WHAT YOU ARE ASKED TO DO
Extract the full listing verbatim and drop any pictures from your copy.

begin INPUT DATA

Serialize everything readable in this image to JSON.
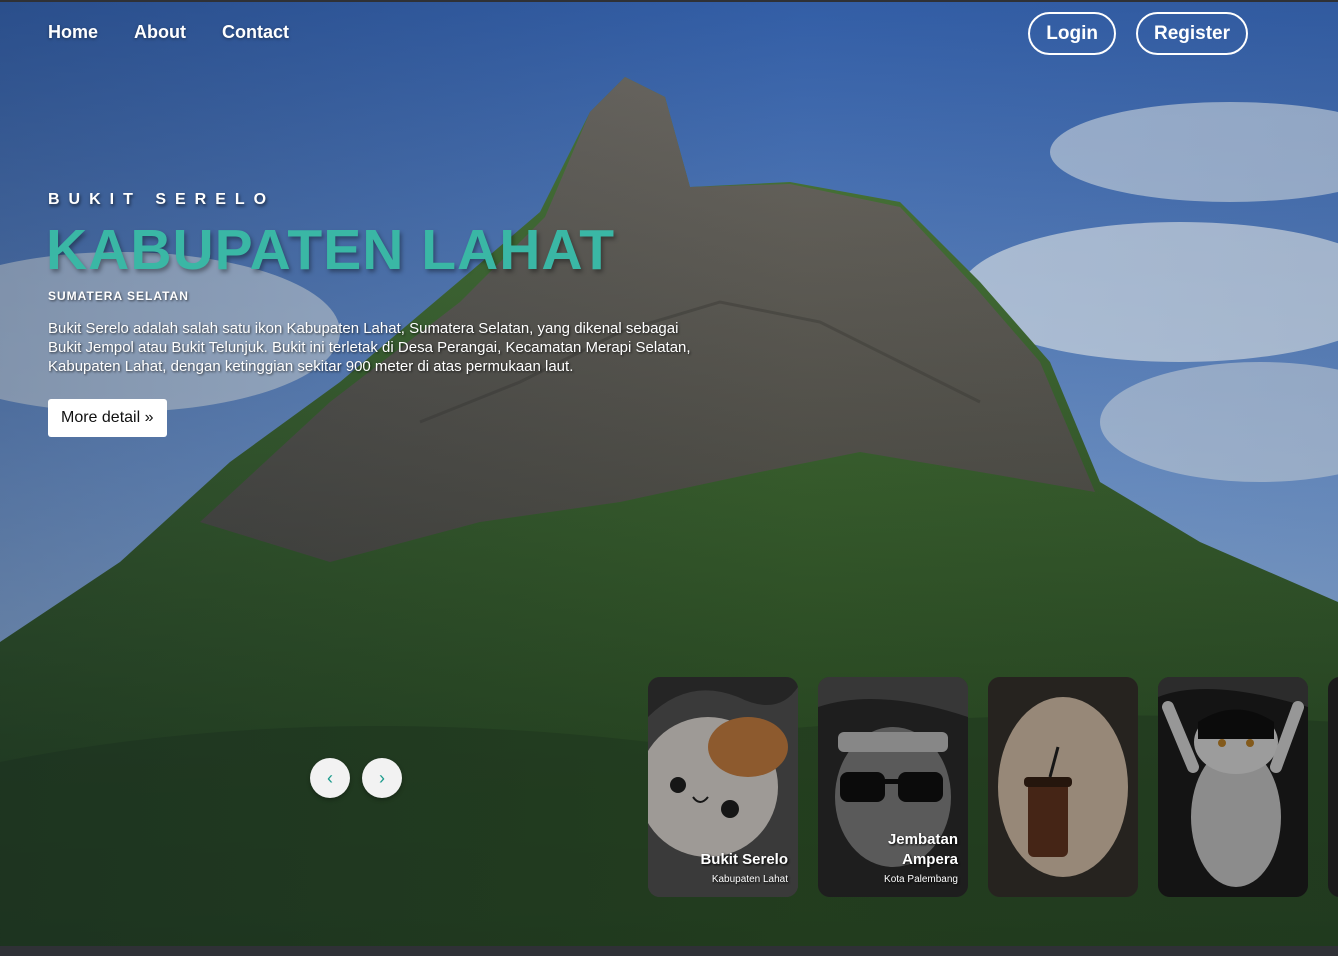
{
  "nav": {
    "home": "Home",
    "about": "About",
    "contact": "Contact"
  },
  "auth": {
    "login": "Login",
    "register": "Register"
  },
  "hero": {
    "eyebrow": "BUKIT SERELO",
    "headline": "KABUPATEN LAHAT",
    "region": "SUMATERA SELATAN",
    "description": "Bukit Serelo adalah salah satu ikon Kabupaten Lahat, Sumatera Selatan, yang dikenal sebagai Bukit Jempol atau Bukit Telunjuk. Bukit ini terletak di Desa Perangai, Kecamatan Merapi Selatan, Kabupaten Lahat, dengan ketinggian sekitar 900 meter di atas permukaan laut.",
    "cta": "More detail »"
  },
  "carousel": {
    "prev_icon": "‹",
    "next_icon": "›",
    "cards": [
      {
        "title": "Bukit Serelo",
        "subtitle": "Kabupaten Lahat"
      },
      {
        "title": "Jembatan Ampera",
        "subtitle": "Kota Palembang"
      },
      {
        "title": "",
        "subtitle": ""
      },
      {
        "title": "",
        "subtitle": ""
      }
    ]
  },
  "colors": {
    "accent": "#3ab7a5",
    "sky": "#3a66b0",
    "forest": "#2f5a2a"
  }
}
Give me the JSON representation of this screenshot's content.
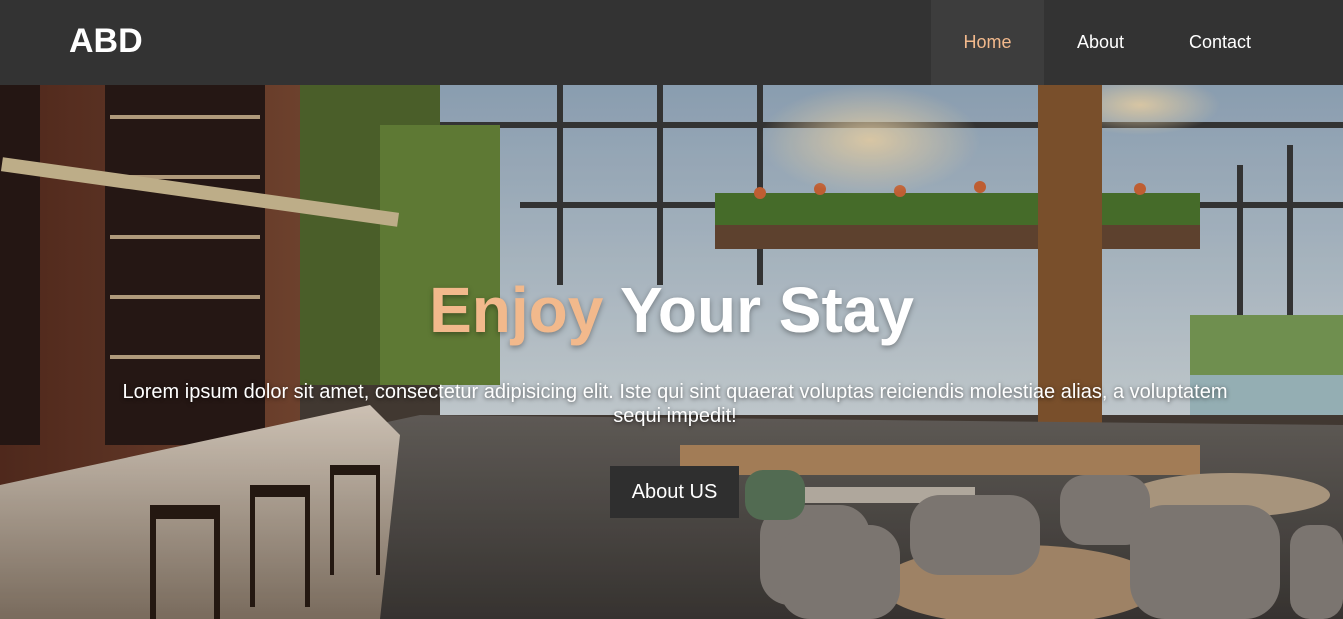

end INPUT DATA

REPLY TO THE TASK
Serialize everything readable in this image to JSON.
{
  "nav": {
    "home": "Home",
    "about": "About",
    "contact": "Contact"
  },
  "auth": {
    "login": "Login",
    "register": "Register"
  },
  "hero": {
    "eyebrow": "BUKIT SERELO",
    "headline": "KABUPATEN LAHAT",
    "region": "SUMATERA SELATAN",
    "description": "Bukit Serelo adalah salah satu ikon Kabupaten Lahat, Sumatera Selatan, yang dikenal sebagai Bukit Jempol atau Bukit Telunjuk. Bukit ini terletak di Desa Perangai, Kecamatan Merapi Selatan, Kabupaten Lahat, dengan ketinggian sekitar 900 meter di atas permukaan laut.",
    "cta": "More detail »"
  },
  "carousel": {
    "prev_icon": "‹",
    "next_icon": "›",
    "cards": [
      {
        "title": "Bukit Serelo",
        "subtitle": "Kabupaten Lahat"
      },
      {
        "title": "Jembatan Ampera",
        "subtitle": "Kota Palembang"
      },
      {
        "title": "",
        "subtitle": ""
      },
      {
        "title": "",
        "subtitle": ""
      }
    ]
  },
  "colors": {
    "accent": "#3ab7a5",
    "sky": "#3a66b0",
    "forest": "#2f5a2a"
  }
}
Give me the JSON representation of this screenshot's content.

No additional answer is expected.